Problem
Transcribe the whole listing without a single picture.

Dataset entries

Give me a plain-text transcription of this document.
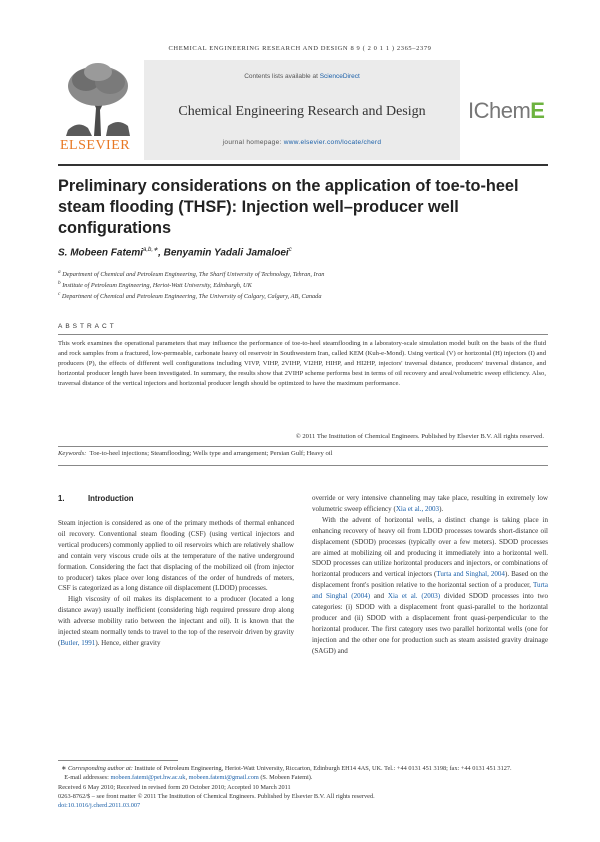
CHEMICAL ENGINEERING RESEARCH AND DESIGN 8 9 ( 2 0 1 1 ) 2365–2379
ELSEVIER
Contents lists available at ScienceDirect
Chemical Engineering Research and Design
journal homepage: www.elsevier.com/locate/cherd
IChemE
Preliminary considerations on the application of toe-to-heel steam flooding (THSF): Injection well–producer well configurations
S. Mobeen Fatemi$^{a,b,∗}$, Benyamin Yadali Jamaloei$^c$
$^a$ Department of Chemical and Petroleum Engineering, The Sharif University of Technology, Tehran, Iran
$^b$ Institute of Petroleum Engineering, Heriot-Watt University, Edinburgh, UK
$^c$ Department of Chemical and Petroleum Engineering, The University of Calgary, Calgary, AB, Canada
ABSTRACT
This work examines the operational parameters that may influence the performance of toe-to-heel steamflooding in a laboratory-scale simulation model built on the basis of the fluid and rock samples from a fractured, low-permeable, carbonate heavy oil reservoir in Southwestern Iran, called KEM (Kuh-e-Mond). Using vertical (V) or horizontal (H) injectors (I) and producers (P), the effects of different well configurations including VIVP, VIHP, 2VIHP, VI2HP, HIHP, and HI2HP, injectors' traversal distance, producers' traversal distance, and horizontal producer length have been investigated. In summary, the results show that 2VIHP scheme performs best in terms of oil recovery and areal/volumetric sweep efficiency. Also, traversal distance of the vertical injectors and horizontal producer length should be optimized to have the maximum performance.
© 2011 The Institution of Chemical Engineers. Published by Elsevier B.V. All rights reserved.
Keywords: Toe-to-heel injections; Steamflooding; Wells type and arrangement; Persian Gulf; Heavy oil
1.	Introduction

Steam injection is considered as one of the primary methods of thermal enhanced oil recovery. Conventional steam flooding (CSF) (using vertical injectors and vertical producers) commonly applied to oil reservoirs which are relatively shallow and contain very viscous crude oils at the temperature of the native underground formation. Considering the fact that displacing of the mobilized oil (from injector to producer) takes place over long distances of the order of hundreds of meters, CSF is categorized as a long distance oil displacement (LDOD) processes.

High viscosity of oil makes its displacement to a producer (located a long distance away) usually inefficient (considering high required pressure drop along with adverse mobility ratio between the injectant and oil). It is known that the injected steam normally tends to travel to the top of the reservoir driven by gravity (Butler, 1991). Hence, either gravity

override or very intensive channeling may take place, resulting in extremely low volumetric sweep efficiency (Xia et al., 2003).

With the advent of horizontal wells, a distinct change is taking place in enhancing recovery of heavy oil from LDOD processes towards short-distance oil displacement (SDOD) processes (typically over a few meters). SDOD processes are aimed at mobilizing oil and producing it immediately into a horizontal well. SDOD processes can utilize horizontal producers and injectors, or combinations of horizontal producers and vertical injectors (Turta and Singhal, 2004). Based on the displacement front's position relative to the horizontal section of a producer, Turta and Singhal (2004) and Xia et al. (2003) divided SDOD processes into two categories: (i) SDOD with a displacement front quasi-parallel to the horizontal producer and (ii) SDOD with a displacement front quasi-perpendicular to the horizontal producer. The first category uses two parallel horizontal wells (one for injection and the other one for production such as steam assisted gravity drainage (SAGD) and

∗ Corresponding author at: Institute of Petroleum Engineering, Heriot-Watt University, Riccarton, Edinburgh EH14 4AS, UK. Tel.: +44 0131 451 3198; fax: +44 0131 451 3127.
E-mail addresses: mobeen.fatemi@pet.hw.ac.uk, mobeen.fatemi@gmail.com (S. Mobeen Fatemi).
Received 6 May 2010; Received in revised form 20 October 2010; Accepted 10 March 2011
0263-8762/$ – see front matter © 2011 The Institution of Chemical Engineers. Published by Elsevier B.V. All rights reserved.
doi:10.1016/j.cherd.2011.03.007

Written solution
Give me a plain-text transcription of this document.
CHEMICAL ENGINEERING RESEARCH AND DESIGN 8 9 ( 2 0 1 1 ) 2365–2379
ELSEVIER
Contents lists available at ScienceDirect
Chemical Engineering Research and Design
journal homepage: www.elsevier.com/locate/cherd
IChemE
Preliminary considerations on the application of toe-to-heel steam flooding (THSF): Injection well–producer well configurations
S. Mobeen Fatemi$^{a,b,∗}$, Benyamin Yadali Jamaloei$^c$
$^a$ Department of Chemical and Petroleum Engineering, The Sharif University of Technology, Tehran, Iran
$^b$ Institute of Petroleum Engineering, Heriot-Watt University, Edinburgh, UK
$^c$ Department of Chemical and Petroleum Engineering, The University of Calgary, Calgary, AB, Canada
ABSTRACT
This work examines the operational parameters that may influence the performance of toe-to-heel steamflooding in a laboratory-scale simulation model built on the basis of the fluid and rock samples from a fractured, low-permeable, carbonate heavy oil reservoir in Southwestern Iran, called KEM (Kuh-e-Mond). Using vertical (V) or horizontal (H) injectors (I) and producers (P), the effects of different well configurations including VIVP, VIHP, 2VIHP, VI2HP, HIHP, and HI2HP, injectors' traversal distance, producers' traversal distance, and horizontal producer length have been investigated. In summary, the results show that 2VIHP scheme performs best in terms of oil recovery and areal/volumetric sweep efficiency. Also, traversal distance of the vertical injectors and horizontal producer length should be optimized to have the maximum performance.
© 2011 The Institution of Chemical Engineers. Published by Elsevier B.V. All rights reserved.
Keywords: Toe-to-heel injections; Steamflooding; Wells type and arrangement; Persian Gulf; Heavy oil
1.	Introduction

Steam injection is considered as one of the primary methods of thermal enhanced oil recovery. Conventional steam flooding (CSF) (using vertical injectors and vertical producers) commonly applied to oil reservoirs which are relatively shallow and contain very viscous crude oils at the temperature of the native underground formation. Considering the fact that displacing of the mobilized oil (from injector to producer) takes place over long distances of the order of hundreds of meters, CSF is categorized as a long distance oil displacement (LDOD) processes.

High viscosity of oil makes its displacement to a producer (located a long distance away) usually inefficient (considering high required pressure drop along with adverse mobility ratio between the injectant and oil). It is known that the injected steam normally tends to travel to the top of the reservoir driven by gravity (Butler, 1991). Hence, either gravity

override or very intensive channeling may take place, resulting in extremely low volumetric sweep efficiency (Xia et al., 2003).

With the advent of horizontal wells, a distinct change is taking place in enhancing recovery of heavy oil from LDOD processes towards short-distance oil displacement (SDOD) processes (typically over a few meters). SDOD processes are aimed at mobilizing oil and producing it immediately into a horizontal well. SDOD processes can utilize horizontal producers and injectors, or combinations of horizontal producers and vertical injectors (Turta and Singhal, 2004). Based on the displacement front's position relative to the horizontal section of a producer, Turta and Singhal (2004) and Xia et al. (2003) divided SDOD processes into two categories: (i) SDOD with a displacement front quasi-parallel to the horizontal producer and (ii) SDOD with a displacement front quasi-perpendicular to the horizontal producer. The first category uses two parallel horizontal wells (one for injection and the other one for production such as steam assisted gravity drainage (SAGD) and

∗ Corresponding author at: Institute of Petroleum Engineering, Heriot-Watt University, Riccarton, Edinburgh EH14 4AS, UK. Tel.: +44 0131 451 3198; fax: +44 0131 451 3127.
E-mail addresses: mobeen.fatemi@pet.hw.ac.uk, mobeen.fatemi@gmail.com (S. Mobeen Fatemi).
Received 6 May 2010; Received in revised form 20 October 2010; Accepted 10 March 2011
0263-8762/$ – see front matter © 2011 The Institution of Chemical Engineers. Published by Elsevier B.V. All rights reserved.
doi:10.1016/j.cherd.2011.03.007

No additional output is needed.